→ The exercise: Report every line below that holds the word "fisici".

+===+

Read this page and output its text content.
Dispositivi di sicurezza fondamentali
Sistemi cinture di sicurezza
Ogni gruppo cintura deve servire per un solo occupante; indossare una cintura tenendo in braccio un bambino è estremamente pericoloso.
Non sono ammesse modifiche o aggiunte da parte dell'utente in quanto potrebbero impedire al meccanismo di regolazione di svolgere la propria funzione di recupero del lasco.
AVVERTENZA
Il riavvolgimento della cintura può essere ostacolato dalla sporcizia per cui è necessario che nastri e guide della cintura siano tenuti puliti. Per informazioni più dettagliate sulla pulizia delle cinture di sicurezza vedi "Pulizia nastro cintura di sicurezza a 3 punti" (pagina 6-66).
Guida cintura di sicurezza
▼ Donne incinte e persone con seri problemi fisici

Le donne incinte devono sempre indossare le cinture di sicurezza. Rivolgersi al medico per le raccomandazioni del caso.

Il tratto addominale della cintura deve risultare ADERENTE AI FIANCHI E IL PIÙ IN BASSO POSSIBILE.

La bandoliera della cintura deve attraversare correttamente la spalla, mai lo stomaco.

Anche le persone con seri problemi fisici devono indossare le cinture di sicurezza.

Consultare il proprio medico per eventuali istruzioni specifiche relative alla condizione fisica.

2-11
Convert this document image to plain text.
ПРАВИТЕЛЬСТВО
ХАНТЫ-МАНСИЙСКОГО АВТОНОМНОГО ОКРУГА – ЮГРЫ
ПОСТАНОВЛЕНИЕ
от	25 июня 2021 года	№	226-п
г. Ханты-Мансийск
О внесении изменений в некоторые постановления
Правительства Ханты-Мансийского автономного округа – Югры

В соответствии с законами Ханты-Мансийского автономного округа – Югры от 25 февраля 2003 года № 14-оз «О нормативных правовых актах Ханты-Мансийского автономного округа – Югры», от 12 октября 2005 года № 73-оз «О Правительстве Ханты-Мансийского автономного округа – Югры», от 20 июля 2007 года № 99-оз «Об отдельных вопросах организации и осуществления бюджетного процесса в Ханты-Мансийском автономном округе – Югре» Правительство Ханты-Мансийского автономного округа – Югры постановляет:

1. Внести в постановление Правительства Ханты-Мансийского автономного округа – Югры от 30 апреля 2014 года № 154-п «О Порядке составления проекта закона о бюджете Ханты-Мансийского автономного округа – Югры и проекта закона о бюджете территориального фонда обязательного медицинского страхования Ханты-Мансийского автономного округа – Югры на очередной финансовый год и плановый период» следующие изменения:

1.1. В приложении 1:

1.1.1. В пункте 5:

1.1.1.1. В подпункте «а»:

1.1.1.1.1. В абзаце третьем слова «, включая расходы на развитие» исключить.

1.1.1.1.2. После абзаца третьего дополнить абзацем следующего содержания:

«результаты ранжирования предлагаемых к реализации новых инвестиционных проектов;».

+===+

→ Result for this task:
▼ Donne incinte e persone con seri problemi fisici
Anche le persone con seri problemi fisici devono indossare le cinture di sicurezza.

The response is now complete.